Listings of boxed layout items
* * * * * * *
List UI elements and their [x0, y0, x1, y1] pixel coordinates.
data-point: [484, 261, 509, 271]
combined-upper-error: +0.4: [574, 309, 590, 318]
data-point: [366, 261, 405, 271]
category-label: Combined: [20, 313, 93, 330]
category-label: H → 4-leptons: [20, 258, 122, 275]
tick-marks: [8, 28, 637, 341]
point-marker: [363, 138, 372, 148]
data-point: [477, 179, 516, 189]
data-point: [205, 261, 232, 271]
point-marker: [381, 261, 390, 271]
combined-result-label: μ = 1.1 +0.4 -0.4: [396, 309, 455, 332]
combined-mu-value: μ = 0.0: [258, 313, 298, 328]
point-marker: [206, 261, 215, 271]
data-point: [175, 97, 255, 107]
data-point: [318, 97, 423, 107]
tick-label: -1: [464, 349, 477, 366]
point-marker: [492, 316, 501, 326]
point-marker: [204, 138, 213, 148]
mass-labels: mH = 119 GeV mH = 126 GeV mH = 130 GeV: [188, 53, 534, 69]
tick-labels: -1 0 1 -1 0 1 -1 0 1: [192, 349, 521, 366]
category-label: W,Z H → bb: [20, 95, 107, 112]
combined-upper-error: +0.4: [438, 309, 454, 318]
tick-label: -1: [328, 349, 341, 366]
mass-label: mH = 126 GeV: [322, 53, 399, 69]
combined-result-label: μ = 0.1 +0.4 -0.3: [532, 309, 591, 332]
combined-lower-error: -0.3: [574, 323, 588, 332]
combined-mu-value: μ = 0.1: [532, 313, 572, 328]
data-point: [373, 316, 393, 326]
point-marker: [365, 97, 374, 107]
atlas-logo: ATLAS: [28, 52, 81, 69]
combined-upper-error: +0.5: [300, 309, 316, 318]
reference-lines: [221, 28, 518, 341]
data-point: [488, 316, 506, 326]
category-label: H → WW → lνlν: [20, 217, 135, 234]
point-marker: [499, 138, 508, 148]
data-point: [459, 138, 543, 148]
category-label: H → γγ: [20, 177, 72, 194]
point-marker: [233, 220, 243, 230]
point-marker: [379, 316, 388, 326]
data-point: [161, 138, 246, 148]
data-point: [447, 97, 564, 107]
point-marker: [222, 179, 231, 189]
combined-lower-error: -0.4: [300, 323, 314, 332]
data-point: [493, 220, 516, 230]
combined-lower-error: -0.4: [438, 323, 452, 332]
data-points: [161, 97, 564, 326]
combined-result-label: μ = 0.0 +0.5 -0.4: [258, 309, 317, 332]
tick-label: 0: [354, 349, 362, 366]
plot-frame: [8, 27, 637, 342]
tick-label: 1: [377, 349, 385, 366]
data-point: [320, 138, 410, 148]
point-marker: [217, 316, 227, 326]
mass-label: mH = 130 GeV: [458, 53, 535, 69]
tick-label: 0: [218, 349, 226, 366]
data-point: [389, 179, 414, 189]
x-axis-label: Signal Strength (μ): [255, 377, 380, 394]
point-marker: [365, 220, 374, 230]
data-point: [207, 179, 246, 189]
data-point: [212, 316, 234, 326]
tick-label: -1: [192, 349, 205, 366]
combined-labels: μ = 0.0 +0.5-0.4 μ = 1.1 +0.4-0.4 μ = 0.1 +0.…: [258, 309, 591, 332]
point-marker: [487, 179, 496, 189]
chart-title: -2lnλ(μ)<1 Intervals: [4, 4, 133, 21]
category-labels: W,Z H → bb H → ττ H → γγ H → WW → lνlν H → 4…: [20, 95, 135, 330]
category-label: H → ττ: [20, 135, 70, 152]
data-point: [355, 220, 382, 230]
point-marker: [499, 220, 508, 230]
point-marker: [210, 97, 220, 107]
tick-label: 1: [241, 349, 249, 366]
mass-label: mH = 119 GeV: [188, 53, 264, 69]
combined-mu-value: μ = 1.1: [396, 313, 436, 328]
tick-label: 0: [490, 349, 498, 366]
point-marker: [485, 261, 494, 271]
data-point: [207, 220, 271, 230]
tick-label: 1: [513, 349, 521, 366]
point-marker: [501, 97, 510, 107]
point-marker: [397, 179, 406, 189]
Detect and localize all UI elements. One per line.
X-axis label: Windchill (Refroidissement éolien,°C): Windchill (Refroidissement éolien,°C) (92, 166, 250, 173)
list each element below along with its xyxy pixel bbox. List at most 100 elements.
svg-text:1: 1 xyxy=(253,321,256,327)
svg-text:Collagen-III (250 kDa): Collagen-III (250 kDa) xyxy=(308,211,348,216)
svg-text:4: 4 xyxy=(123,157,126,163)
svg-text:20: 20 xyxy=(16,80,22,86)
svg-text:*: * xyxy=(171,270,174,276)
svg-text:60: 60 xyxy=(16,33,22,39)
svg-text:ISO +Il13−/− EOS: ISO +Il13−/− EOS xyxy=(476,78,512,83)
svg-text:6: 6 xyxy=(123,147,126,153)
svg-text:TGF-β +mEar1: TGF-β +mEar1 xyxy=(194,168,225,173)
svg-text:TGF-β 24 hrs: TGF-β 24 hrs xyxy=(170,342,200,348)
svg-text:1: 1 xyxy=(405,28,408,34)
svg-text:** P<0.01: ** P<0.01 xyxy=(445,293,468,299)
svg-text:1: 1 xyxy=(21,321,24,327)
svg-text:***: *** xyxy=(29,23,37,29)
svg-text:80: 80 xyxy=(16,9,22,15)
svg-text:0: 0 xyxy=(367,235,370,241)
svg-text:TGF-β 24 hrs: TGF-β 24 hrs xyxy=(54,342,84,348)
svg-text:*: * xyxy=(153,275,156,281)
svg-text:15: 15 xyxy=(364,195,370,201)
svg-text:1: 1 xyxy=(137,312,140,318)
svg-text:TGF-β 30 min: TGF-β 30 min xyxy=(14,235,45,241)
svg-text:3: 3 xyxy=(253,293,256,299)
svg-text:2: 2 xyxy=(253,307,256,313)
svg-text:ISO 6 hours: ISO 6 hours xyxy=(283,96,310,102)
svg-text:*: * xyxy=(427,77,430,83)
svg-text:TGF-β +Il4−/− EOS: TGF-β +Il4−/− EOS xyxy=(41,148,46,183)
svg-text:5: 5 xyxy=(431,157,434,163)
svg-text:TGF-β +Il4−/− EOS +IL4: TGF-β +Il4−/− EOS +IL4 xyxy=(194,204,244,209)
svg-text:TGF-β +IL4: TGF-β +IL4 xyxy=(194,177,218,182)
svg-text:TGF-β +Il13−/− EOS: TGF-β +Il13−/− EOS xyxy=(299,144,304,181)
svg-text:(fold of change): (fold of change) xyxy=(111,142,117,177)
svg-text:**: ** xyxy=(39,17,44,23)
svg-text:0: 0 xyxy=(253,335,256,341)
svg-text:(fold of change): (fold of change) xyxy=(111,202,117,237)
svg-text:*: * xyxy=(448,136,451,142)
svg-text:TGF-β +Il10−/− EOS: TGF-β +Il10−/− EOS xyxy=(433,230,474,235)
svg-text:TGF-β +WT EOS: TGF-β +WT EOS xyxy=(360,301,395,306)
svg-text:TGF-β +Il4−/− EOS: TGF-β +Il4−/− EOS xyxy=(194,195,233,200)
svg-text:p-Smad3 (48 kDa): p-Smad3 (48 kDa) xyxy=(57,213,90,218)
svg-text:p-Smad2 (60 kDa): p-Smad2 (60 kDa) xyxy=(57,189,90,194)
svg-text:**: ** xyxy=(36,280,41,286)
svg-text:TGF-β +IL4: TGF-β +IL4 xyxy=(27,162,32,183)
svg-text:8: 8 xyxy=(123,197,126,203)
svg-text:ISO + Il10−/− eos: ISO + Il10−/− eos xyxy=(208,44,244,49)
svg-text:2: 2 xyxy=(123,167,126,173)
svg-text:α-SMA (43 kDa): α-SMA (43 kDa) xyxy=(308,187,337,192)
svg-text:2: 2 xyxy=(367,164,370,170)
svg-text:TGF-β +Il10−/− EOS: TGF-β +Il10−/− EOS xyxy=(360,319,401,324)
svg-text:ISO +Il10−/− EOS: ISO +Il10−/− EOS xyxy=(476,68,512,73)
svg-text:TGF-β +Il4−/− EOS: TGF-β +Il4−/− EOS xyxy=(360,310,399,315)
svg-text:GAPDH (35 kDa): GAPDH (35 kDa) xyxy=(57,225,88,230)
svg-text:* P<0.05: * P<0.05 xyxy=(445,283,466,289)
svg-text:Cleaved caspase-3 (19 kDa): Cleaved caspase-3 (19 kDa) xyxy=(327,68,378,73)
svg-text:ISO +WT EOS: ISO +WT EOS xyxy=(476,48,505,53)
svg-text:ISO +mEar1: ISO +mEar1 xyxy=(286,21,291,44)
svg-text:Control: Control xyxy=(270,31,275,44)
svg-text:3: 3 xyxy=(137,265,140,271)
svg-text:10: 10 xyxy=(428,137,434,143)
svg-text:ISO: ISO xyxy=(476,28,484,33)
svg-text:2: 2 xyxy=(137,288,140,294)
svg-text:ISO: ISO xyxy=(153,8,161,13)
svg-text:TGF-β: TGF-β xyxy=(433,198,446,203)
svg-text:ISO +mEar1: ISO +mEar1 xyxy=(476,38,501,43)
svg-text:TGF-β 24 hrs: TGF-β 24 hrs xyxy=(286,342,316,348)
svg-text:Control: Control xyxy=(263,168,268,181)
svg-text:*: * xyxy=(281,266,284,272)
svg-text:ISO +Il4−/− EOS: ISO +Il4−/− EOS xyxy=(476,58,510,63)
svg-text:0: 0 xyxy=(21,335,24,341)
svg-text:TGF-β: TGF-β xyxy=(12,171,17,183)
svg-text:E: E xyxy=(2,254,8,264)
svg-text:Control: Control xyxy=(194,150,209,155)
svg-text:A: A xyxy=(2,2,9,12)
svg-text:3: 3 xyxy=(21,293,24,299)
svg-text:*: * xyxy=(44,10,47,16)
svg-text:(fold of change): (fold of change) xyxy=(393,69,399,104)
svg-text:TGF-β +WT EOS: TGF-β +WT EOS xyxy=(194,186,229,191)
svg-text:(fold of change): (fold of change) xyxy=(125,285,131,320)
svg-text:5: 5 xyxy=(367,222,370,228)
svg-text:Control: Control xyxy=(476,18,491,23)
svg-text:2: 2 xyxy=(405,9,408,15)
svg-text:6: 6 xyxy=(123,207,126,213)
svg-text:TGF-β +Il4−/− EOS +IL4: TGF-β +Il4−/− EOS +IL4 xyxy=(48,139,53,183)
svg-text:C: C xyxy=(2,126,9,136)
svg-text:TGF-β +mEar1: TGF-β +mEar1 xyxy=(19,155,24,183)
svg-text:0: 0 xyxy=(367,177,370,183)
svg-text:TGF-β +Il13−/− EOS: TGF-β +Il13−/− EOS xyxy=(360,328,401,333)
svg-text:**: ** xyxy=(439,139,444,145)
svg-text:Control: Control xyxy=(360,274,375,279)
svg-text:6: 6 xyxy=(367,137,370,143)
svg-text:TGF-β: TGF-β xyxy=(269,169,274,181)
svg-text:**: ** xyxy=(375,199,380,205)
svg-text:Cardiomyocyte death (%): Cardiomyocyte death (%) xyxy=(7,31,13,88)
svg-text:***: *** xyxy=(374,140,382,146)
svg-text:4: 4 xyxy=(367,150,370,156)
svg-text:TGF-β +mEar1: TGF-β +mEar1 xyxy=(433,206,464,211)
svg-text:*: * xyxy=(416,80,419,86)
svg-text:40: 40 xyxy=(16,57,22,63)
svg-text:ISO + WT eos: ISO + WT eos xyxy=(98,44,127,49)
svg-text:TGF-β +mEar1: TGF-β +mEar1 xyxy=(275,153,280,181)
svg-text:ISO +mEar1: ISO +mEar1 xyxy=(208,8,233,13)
* * * * * * *
- [PROBLEM STATEMENT]: Lay out the material as a Markdown table with columns "No." and "Entry", one numbered row per line, skipping blank lines. Begin at the first line of the material and stop after the line containing "point-marker: [363, 138, 372, 148]".

- [RESPONSE TO THIS EXERCISE]:
| No. | Entry |
|---|---|
| 1 | List UI elements and their [x0, y0, x1, y1] pixel coordinates. |
| 2 | data-point: [484, 261, 509, 271] |
| 3 | combined-upper-error: +0.4: [574, 309, 590, 318] |
| 4 | data-point: [366, 261, 405, 271] |
| 5 | category-label: Combined: [20, 313, 93, 330] |
| 6 | category-label: H → 4-leptons: [20, 258, 122, 275] |
| 7 | tick-marks: [8, 28, 637, 341] |
| 8 | point-marker: [363, 138, 372, 148] |